● **AIM**
Rewrite the lines below, substituting "Thanksgiving" for every occurrence of "Christmas" and leaving everything else unchanged. Omit the pictures from your answer.

● **EXTRACTED MATERIAL**
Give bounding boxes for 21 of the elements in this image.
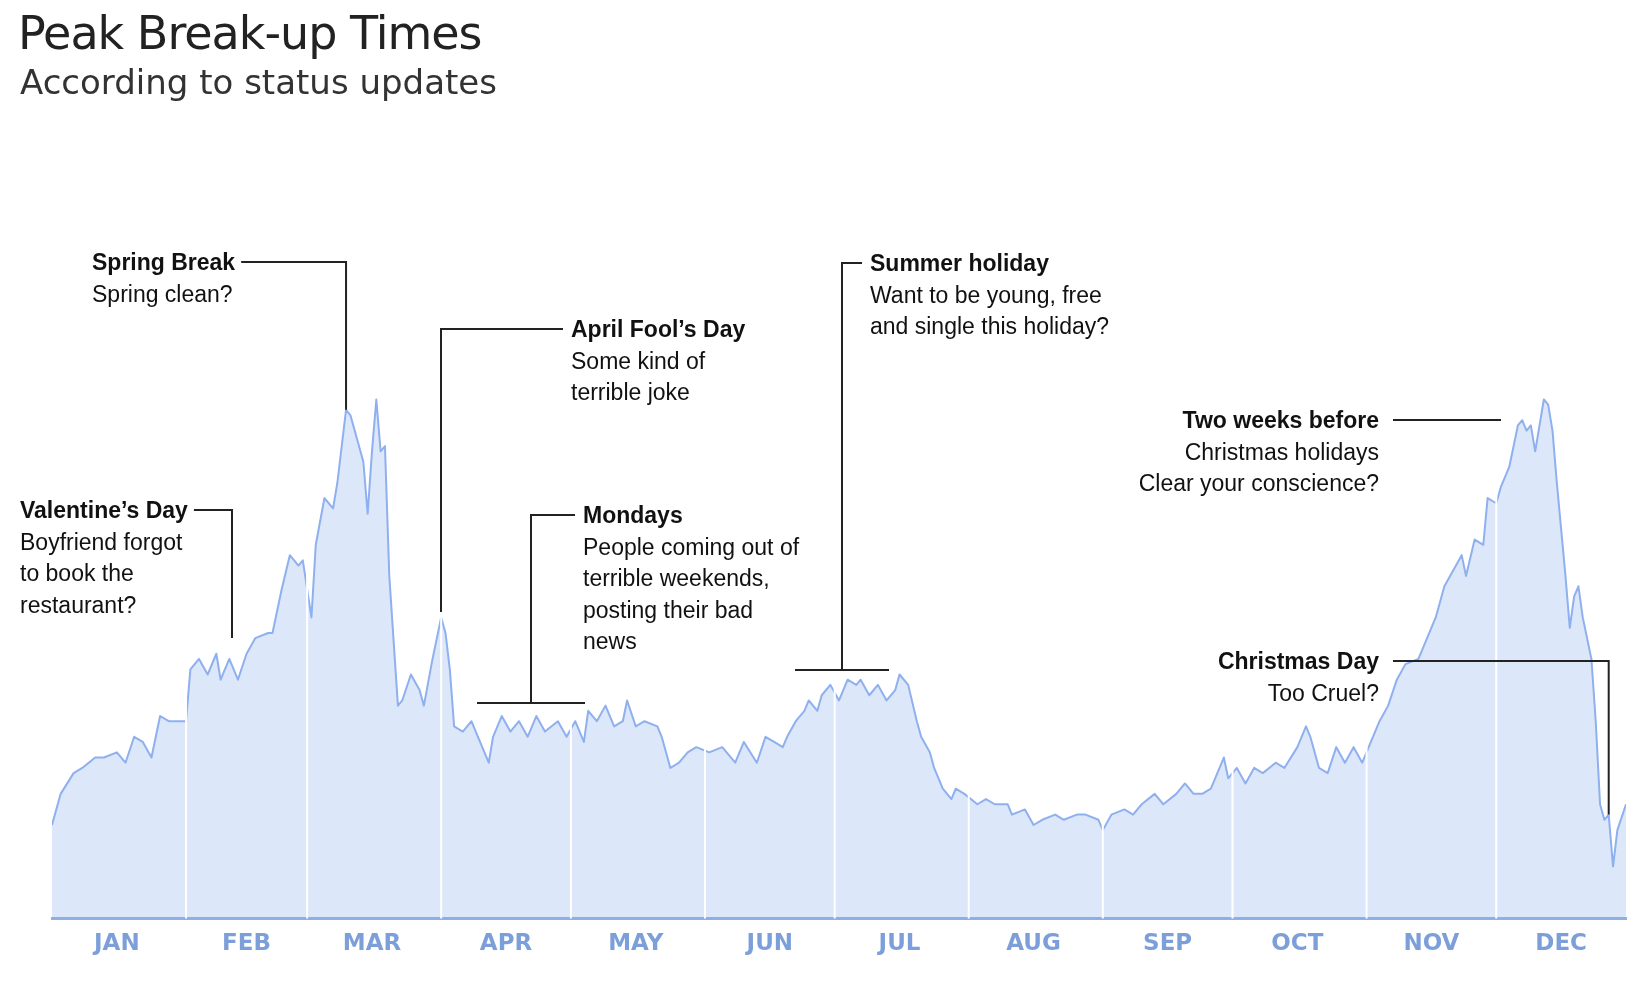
x-tick-label: JUL xyxy=(876,929,921,956)
x-tick-label: OCT xyxy=(1271,929,1324,956)
annotation: Valentine’s Day Boyfriend forgot to book the restaurant? xyxy=(20,497,189,618)
annotation: Mondays People coming out of terrible weekends, posting their bad news xyxy=(583,502,800,654)
x-tick-label: JAN xyxy=(92,929,140,956)
annotation: April Fool’s Day Some kind of terrible joke xyxy=(571,316,746,405)
x-tick-label: MAR xyxy=(342,929,402,956)
chart-title: Peak Break-up Times xyxy=(18,6,482,60)
x-tick-label: SEP xyxy=(1143,929,1193,956)
x-tick-label: APR xyxy=(479,929,533,956)
x-tick-label: DEC xyxy=(1535,929,1587,956)
chart-subtitle: According to status updates xyxy=(20,62,497,102)
x-tick-label: NOV xyxy=(1403,929,1460,956)
text: Summer holiday Want to be young, free and single this holiday? xyxy=(870,250,1110,339)
x-tick-label: FEB xyxy=(222,929,272,956)
annotation: Christmas Day Too Cruel? xyxy=(1217,648,1380,706)
x-tick-label: MAY xyxy=(608,929,664,956)
x-tick-label: JUN xyxy=(744,929,794,956)
annotation: Spring Break Spring clean? xyxy=(92,249,236,307)
x-tick-label: AUG xyxy=(1006,929,1061,956)
annotation: Two weeks before Christmas holidays Clear your conscience? xyxy=(1138,407,1379,496)
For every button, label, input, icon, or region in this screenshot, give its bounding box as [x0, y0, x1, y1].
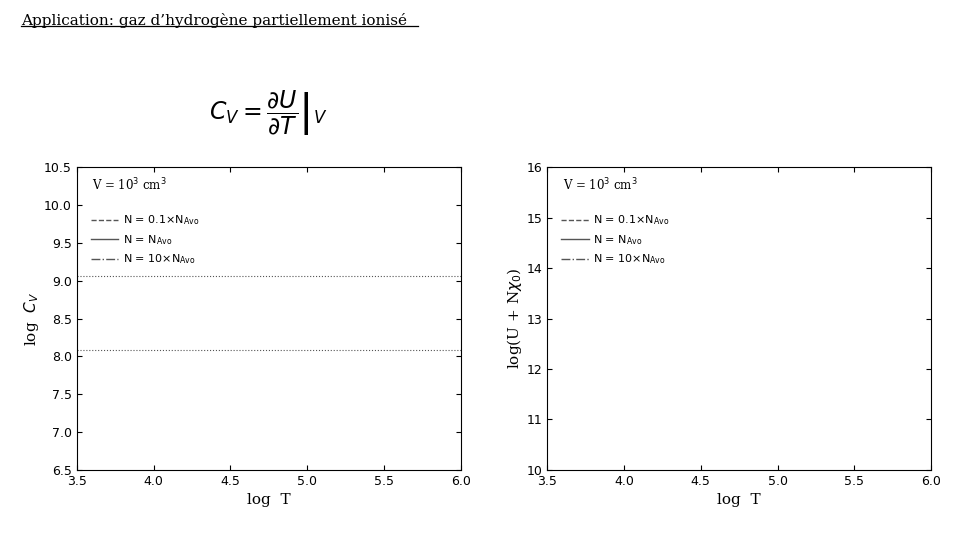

● **THE RESULT**
Give bounding boxes for 21 of the elements in this image.
x-tick-label: JUL xyxy=(876,929,921,956)
x-tick-label: OCT xyxy=(1271,929,1324,956)
annotation: Valentine’s Day Boyfriend forgot to book the restaurant? xyxy=(20,497,189,618)
annotation: Mondays People coming out of terrible weekends, posting their bad news xyxy=(583,502,800,654)
x-tick-label: JAN xyxy=(92,929,140,956)
annotation: April Fool’s Day Some kind of terrible joke xyxy=(571,316,746,405)
x-tick-label: MAR xyxy=(342,929,402,956)
chart-title: Peak Break-up Times xyxy=(18,6,482,60)
x-tick-label: SEP xyxy=(1143,929,1193,956)
x-tick-label: APR xyxy=(479,929,533,956)
x-tick-label: DEC xyxy=(1535,929,1587,956)
chart-subtitle: According to status updates xyxy=(20,62,497,102)
x-tick-label: NOV xyxy=(1403,929,1460,956)
text: Summer holiday Want to be young, free and single this holiday? xyxy=(870,250,1110,339)
x-tick-label: FEB xyxy=(222,929,272,956)
annotation: Thanksgiving Day Too Cruel? xyxy=(1217,648,1380,706)
x-tick-label: MAY xyxy=(608,929,664,956)
x-tick-label: JUN xyxy=(744,929,794,956)
annotation: Spring Break Spring clean? xyxy=(92,249,236,307)
x-tick-label: AUG xyxy=(1006,929,1061,956)
annotation: Two weeks before Thanksgiving holidays Clear your conscience? xyxy=(1138,407,1379,496)
For every button, label, input, icon, or region in this screenshot, give its bounding box as [x0, y0, x1, y1].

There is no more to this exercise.